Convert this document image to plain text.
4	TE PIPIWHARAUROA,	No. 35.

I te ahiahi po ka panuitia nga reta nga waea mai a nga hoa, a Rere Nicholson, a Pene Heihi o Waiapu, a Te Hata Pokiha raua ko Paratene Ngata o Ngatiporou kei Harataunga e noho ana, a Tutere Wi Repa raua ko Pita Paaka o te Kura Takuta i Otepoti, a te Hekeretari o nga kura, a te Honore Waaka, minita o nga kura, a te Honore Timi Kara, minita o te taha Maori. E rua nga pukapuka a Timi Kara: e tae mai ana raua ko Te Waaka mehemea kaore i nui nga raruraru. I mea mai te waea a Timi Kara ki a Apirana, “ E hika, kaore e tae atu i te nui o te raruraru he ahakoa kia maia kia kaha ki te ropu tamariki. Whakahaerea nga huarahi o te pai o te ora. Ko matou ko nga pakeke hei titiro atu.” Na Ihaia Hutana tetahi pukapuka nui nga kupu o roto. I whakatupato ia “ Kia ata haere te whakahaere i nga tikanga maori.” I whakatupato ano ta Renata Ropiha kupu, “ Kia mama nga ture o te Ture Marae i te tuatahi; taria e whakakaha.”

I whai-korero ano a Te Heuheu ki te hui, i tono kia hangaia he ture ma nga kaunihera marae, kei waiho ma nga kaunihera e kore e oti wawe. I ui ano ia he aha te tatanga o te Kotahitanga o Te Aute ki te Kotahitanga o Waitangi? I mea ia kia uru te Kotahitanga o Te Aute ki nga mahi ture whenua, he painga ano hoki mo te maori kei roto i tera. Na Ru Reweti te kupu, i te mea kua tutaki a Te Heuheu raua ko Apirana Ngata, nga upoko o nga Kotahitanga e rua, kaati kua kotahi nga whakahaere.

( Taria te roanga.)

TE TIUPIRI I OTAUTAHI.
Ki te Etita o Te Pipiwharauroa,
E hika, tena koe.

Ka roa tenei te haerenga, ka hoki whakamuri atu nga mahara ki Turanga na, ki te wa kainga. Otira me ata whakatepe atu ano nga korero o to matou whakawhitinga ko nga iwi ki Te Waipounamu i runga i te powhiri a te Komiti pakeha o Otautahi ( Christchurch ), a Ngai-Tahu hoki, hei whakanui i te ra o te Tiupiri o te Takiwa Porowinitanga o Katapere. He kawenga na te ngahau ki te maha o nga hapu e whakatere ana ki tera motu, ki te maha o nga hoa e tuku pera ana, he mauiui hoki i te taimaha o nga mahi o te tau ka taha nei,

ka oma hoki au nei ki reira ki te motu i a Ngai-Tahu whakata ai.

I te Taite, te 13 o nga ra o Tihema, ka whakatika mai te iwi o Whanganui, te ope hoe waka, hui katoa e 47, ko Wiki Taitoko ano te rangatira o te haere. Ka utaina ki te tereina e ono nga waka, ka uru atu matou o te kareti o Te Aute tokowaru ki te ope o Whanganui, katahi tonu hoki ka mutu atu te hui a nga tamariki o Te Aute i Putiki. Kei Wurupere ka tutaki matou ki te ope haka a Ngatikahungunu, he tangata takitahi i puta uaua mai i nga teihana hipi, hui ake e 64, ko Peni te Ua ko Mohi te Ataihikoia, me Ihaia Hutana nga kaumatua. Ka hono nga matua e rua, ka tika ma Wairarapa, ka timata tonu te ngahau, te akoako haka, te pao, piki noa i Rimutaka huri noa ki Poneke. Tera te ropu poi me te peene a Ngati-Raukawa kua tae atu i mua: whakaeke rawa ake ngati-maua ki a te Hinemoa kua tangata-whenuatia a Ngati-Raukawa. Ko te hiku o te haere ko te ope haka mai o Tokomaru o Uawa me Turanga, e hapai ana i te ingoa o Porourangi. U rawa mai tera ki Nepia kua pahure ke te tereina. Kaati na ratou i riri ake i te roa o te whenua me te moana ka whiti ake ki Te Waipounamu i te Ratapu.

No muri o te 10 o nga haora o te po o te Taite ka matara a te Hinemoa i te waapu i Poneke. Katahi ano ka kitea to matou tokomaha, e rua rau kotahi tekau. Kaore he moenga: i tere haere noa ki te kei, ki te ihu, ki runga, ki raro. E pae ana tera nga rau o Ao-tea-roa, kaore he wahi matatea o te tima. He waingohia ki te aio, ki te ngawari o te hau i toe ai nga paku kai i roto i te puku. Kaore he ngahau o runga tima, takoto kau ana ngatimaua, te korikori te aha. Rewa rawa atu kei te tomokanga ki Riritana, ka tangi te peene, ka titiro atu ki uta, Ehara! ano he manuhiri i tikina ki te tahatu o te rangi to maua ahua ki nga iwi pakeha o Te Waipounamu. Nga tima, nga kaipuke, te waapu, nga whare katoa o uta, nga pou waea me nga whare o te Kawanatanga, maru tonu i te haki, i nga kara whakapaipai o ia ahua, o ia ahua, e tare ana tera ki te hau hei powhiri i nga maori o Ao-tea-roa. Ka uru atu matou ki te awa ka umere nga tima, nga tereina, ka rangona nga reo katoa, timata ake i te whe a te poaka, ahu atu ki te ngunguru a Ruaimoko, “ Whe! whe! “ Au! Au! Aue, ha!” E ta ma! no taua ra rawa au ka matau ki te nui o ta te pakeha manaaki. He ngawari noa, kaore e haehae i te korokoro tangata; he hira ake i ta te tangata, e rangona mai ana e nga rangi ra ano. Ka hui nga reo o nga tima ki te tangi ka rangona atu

- **Task requirements**: Copy all the records above precisely.

- **Result for this task**:
Convert this document image to plain text.
4	TE PIPIWHARAUROA,	No. 35.

I te ahiahi po ka panuitia nga reta nga waea mai a nga hoa, a Rere Nicholson, a Pene Heihi o Waiapu, a Te Hata Pokiha raua ko Paratene Ngata o Ngatiporou kei Harataunga e noho ana, a Tutere Wi Repa raua ko Pita Paaka o te Kura Takuta i Otepoti, a te Hekeretari o nga kura, a te Honore Waaka, minita o nga kura, a te Honore Timi Kara, minita o te taha Maori. E rua nga pukapuka a Timi Kara: e tae mai ana raua ko Te Waaka mehemea kaore i nui nga raruraru. I mea mai te waea a Timi Kara ki a Apirana, “ E hika, kaore e tae atu i te nui o te raruraru he ahakoa kia maia kia kaha ki te ropu tamariki. Whakahaerea nga huarahi o te pai o te ora. Ko matou ko nga pakeke hei titiro atu.” Na Ihaia Hutana tetahi pukapuka nui nga kupu o roto. I whakatupato ia “ Kia ata haere te whakahaere i nga tikanga maori.” I whakatupato ano ta Renata Ropiha kupu, “ Kia mama nga ture o te Ture Marae i te tuatahi; taria e whakakaha.”

I whai-korero ano a Te Heuheu ki te hui, i tono kia hangaia he ture ma nga kaunihera marae, kei waiho ma nga kaunihera e kore e oti wawe. I ui ano ia he aha te tatanga o te Kotahitanga o Te Aute ki te Kotahitanga o Waitangi? I mea ia kia uru te Kotahitanga o Te Aute ki nga mahi ture whenua, he painga ano hoki mo te maori kei roto i tera. Na Ru Reweti te kupu, i te mea kua tutaki a Te Heuheu raua ko Apirana Ngata, nga upoko o nga Kotahitanga e rua, kaati kua kotahi nga whakahaere.

( Taria te roanga.)

TE TIUPIRI I OTAUTAHI.
Ki te Etita o Te Pipiwharauroa,
E hika, tena koe.

Ka roa tenei te haerenga, ka hoki whakamuri atu nga mahara ki Turanga na, ki te wa kainga. Otira me ata whakatepe atu ano nga korero o to matou whakawhitinga ko nga iwi ki Te Waipounamu i runga i te powhiri a te Komiti pakeha o Otautahi ( Christchurch ), a Ngai-Tahu hoki, hei whakanui i te ra o te Tiupiri o te Takiwa Porowinitanga o Katapere. He kawenga na te ngahau ki te maha o nga hapu e whakatere ana ki tera motu, ki te maha o nga hoa e tuku pera ana, he mauiui hoki i te taimaha o nga mahi o te tau ka taha nei,

ka oma hoki au nei ki reira ki te motu i a Ngai-Tahu whakata ai.

I te Taite, te 13 o nga ra o Tihema, ka whakatika mai te iwi o Whanganui, te ope hoe waka, hui katoa e 47, ko Wiki Taitoko ano te rangatira o te haere. Ka utaina ki te tereina e ono nga waka, ka uru atu matou o te kareti o Te Aute tokowaru ki te ope o Whanganui, katahi tonu hoki ka mutu atu te hui a nga tamariki o Te Aute i Putiki. Kei Wurupere ka tutaki matou ki te ope haka a Ngatikahungunu, he tangata takitahi i puta uaua mai i nga teihana hipi, hui ake e 64, ko Peni te Ua ko Mohi te Ataihikoia, me Ihaia Hutana nga kaumatua. Ka hono nga matua e rua, ka tika ma Wairarapa, ka timata tonu te ngahau, te akoako haka, te pao, piki noa i Rimutaka huri noa ki Poneke. Tera te ropu poi me te peene a Ngati-Raukawa kua tae atu i mua: whakaeke rawa ake ngati-maua ki a te Hinemoa kua tangata-whenuatia a Ngati-Raukawa. Ko te hiku o te haere ko te ope haka mai o Tokomaru o Uawa me Turanga, e hapai ana i te ingoa o Porourangi. U rawa mai tera ki Nepia kua pahure ke te tereina. Kaati na ratou i riri ake i te roa o te whenua me te moana ka whiti ake ki Te Waipounamu i te Ratapu.

No muri o te 10 o nga haora o te po o te Taite ka matara a te Hinemoa i te waapu i Poneke. Katahi ano ka kitea to matou tokomaha, e rua rau kotahi tekau. Kaore he moenga: i tere haere noa ki te kei, ki te ihu, ki runga, ki raro. E pae ana tera nga rau o Ao-tea-roa, kaore he wahi matatea o te tima. He waingohia ki te aio, ki te ngawari o te hau i toe ai nga paku kai i roto i te puku. Kaore he ngahau o runga tima, takoto kau ana ngatimaua, te korikori te aha. Rewa rawa atu kei te tomokanga ki Riritana, ka tangi te peene, ka titiro atu ki uta, Ehara! ano he manuhiri i tikina ki te tahatu o te rangi to maua ahua ki nga iwi pakeha o Te Waipounamu. Nga tima, nga kaipuke, te waapu, nga whare katoa o uta, nga pou waea me nga whare o te Kawanatanga, maru tonu i te haki, i nga kara whakapaipai o ia ahua, o ia ahua, e tare ana tera ki te hau hei powhiri i nga maori o Ao-tea-roa. Ka uru atu matou ki te awa ka umere nga tima, nga tereina, ka rangona nga reo katoa, timata ake i te whe a te poaka, ahu atu ki te ngunguru a Ruaimoko, “ Whe! whe! “ Au! Au! Aue, ha!” E ta ma! no taua ra rawa au ka matau ki te nui o ta te pakeha manaaki. He ngawari noa, kaore e haehae i te korokoro tangata; he hira ake i ta te tangata, e rangona mai ana e nga rangi ra ano. Ka hui nga reo o nga tima ki te tangi ka rangona atu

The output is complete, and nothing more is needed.